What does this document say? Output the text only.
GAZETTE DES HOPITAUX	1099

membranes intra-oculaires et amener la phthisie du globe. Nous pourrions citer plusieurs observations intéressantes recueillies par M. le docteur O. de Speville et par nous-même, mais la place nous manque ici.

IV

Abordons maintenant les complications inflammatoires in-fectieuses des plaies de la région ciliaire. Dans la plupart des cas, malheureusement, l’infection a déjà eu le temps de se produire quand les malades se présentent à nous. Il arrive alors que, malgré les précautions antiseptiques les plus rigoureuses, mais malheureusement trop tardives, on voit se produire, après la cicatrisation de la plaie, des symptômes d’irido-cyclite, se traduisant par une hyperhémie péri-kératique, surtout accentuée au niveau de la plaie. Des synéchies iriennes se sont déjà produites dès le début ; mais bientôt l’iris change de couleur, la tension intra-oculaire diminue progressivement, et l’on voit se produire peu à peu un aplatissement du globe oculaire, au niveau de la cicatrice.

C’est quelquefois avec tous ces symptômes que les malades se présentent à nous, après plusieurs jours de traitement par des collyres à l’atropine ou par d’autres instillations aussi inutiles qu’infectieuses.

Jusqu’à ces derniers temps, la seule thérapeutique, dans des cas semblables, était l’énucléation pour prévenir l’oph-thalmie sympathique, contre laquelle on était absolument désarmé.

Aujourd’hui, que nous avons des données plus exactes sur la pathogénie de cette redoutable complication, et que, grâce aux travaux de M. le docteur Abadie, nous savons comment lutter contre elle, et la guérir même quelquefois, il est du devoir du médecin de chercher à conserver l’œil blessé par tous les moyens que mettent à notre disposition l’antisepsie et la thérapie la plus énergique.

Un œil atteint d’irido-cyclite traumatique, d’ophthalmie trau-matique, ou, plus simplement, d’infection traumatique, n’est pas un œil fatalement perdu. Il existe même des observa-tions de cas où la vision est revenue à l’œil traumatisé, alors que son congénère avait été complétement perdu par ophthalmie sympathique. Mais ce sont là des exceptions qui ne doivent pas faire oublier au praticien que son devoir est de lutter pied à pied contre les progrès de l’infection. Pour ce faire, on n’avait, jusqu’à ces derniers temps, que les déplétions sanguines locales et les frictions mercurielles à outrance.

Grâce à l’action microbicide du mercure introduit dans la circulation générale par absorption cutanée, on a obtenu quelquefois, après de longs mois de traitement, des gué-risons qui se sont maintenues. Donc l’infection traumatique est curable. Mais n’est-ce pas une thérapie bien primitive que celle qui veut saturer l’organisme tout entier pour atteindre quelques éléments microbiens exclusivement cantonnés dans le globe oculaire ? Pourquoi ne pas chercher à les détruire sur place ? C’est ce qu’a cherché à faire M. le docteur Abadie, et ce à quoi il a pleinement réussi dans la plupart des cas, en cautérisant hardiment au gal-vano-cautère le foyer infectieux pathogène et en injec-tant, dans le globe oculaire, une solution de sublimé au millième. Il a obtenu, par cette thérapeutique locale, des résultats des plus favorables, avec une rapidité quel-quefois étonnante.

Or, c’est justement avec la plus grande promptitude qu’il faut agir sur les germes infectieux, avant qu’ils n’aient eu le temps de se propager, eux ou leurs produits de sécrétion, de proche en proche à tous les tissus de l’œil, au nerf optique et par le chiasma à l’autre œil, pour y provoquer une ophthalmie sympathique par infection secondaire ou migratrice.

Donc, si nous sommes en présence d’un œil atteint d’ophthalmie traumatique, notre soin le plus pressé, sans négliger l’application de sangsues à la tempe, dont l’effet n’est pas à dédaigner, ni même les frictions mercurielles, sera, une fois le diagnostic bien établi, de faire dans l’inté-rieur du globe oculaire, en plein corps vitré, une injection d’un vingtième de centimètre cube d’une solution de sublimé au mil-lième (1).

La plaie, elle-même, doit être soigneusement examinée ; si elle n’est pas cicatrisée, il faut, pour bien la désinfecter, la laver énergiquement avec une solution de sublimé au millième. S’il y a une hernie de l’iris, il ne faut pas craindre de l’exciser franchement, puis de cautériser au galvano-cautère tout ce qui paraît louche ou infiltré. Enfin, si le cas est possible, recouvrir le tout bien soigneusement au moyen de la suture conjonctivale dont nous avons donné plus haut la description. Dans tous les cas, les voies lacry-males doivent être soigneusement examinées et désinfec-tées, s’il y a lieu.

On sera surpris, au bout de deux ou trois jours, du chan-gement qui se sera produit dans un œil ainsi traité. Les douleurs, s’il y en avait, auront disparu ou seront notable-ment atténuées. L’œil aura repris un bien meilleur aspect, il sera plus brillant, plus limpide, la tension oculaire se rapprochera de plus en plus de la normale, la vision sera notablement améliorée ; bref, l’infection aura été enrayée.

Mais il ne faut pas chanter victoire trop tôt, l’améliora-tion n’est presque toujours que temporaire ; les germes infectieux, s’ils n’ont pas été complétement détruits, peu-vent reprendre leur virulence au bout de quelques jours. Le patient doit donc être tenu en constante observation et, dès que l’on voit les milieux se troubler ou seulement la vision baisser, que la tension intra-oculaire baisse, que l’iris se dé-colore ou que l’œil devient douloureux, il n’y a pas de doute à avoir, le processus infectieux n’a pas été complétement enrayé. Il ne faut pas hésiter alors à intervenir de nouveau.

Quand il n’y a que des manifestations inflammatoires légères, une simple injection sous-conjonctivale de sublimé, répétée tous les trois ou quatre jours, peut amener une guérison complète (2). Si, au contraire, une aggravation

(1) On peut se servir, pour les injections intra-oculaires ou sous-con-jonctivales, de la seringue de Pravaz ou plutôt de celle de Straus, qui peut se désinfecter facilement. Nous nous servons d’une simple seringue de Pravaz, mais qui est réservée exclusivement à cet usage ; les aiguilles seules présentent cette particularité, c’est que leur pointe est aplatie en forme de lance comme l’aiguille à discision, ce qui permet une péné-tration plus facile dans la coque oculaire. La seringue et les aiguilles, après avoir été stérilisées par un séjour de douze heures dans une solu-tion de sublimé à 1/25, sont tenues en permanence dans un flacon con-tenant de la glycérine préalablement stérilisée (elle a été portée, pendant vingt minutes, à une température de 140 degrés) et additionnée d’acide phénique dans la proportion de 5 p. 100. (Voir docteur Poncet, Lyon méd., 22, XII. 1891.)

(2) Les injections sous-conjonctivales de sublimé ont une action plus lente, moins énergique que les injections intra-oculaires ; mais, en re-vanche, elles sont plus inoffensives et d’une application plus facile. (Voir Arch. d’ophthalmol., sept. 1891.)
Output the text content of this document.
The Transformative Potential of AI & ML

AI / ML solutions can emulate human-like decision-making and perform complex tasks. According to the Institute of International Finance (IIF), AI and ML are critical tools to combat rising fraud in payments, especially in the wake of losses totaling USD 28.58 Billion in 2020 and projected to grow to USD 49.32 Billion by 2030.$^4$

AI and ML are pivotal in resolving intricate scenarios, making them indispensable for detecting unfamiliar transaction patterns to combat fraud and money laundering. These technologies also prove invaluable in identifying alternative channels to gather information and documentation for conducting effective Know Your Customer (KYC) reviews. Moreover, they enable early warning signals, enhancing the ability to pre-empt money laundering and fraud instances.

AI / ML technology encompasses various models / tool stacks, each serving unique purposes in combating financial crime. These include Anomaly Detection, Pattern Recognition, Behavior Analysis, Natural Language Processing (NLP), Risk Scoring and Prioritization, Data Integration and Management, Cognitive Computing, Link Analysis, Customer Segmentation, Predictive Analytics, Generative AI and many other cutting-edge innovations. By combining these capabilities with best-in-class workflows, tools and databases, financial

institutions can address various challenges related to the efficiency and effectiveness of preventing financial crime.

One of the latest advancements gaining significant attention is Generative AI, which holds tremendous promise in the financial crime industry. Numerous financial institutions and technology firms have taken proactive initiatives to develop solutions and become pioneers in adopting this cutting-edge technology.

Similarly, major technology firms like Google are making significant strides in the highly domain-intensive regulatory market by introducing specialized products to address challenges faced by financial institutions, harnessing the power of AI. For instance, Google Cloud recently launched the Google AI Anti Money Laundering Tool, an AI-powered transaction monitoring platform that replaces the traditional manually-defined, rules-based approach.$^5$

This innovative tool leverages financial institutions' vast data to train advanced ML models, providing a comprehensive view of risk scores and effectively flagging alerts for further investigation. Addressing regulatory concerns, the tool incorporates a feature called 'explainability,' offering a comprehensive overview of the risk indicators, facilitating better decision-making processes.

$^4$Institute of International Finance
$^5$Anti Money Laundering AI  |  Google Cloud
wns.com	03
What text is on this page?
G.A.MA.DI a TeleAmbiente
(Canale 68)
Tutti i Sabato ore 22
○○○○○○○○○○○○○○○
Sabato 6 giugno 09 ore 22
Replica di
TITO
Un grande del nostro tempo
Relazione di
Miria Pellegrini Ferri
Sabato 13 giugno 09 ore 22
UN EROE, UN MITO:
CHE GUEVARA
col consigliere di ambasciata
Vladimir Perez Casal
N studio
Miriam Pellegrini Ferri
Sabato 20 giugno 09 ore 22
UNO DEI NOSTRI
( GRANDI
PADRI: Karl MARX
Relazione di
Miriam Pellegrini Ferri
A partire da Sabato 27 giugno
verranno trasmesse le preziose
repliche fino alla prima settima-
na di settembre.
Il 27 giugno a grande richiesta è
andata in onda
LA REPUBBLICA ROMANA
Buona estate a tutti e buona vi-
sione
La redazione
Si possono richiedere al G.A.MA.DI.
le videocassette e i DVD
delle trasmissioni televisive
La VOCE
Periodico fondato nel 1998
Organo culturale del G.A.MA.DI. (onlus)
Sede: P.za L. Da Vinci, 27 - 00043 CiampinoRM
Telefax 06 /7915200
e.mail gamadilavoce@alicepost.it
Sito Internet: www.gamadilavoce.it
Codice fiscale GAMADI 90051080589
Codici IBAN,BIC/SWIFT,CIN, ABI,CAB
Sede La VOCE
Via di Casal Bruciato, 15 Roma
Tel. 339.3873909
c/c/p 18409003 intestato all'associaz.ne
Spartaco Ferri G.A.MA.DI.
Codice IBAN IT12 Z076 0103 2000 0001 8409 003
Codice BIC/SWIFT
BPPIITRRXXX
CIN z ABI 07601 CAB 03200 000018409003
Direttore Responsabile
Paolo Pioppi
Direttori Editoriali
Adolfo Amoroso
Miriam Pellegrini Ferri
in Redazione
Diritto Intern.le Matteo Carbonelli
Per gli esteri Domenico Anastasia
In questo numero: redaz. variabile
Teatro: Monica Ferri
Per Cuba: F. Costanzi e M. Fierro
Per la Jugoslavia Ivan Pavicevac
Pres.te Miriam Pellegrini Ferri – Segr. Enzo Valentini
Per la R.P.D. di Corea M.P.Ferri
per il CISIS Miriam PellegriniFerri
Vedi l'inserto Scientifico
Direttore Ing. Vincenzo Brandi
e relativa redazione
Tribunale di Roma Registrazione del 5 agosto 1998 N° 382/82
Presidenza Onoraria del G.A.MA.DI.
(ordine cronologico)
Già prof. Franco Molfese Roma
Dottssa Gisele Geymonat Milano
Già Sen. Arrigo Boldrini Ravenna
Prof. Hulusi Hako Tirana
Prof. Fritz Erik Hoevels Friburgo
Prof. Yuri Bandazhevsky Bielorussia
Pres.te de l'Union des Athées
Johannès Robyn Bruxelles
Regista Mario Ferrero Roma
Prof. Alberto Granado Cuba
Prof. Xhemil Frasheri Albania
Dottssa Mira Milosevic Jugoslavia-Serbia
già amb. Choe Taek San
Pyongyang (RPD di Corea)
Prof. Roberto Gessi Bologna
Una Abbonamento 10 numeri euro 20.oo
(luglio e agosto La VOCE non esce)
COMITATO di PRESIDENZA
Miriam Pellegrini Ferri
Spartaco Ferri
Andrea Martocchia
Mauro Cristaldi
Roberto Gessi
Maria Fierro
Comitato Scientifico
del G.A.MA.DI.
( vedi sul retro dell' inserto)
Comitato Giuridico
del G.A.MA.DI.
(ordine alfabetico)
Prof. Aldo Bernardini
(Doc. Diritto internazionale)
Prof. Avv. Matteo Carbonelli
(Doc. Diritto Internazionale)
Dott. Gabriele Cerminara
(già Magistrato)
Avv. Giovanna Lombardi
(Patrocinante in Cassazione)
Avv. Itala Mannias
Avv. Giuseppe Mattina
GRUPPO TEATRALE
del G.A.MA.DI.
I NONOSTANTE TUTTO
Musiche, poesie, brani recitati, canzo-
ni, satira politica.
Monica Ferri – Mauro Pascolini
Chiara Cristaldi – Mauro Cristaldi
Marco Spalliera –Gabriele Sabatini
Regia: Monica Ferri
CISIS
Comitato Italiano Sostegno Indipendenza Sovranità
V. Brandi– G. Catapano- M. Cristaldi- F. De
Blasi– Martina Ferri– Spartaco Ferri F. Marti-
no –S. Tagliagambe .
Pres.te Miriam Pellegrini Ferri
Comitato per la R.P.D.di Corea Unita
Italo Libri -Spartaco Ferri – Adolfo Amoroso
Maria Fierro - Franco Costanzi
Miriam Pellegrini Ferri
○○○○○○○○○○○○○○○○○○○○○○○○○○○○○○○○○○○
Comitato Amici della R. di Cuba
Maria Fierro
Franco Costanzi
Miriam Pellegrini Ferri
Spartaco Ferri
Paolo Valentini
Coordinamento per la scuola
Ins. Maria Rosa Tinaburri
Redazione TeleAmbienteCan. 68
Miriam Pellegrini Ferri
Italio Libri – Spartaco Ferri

# # # # # # #

▶ STATED GOAL
Tally the lines containing "quelques". Provide the number without any other words.

▶ WRITTEN SOLUTION
2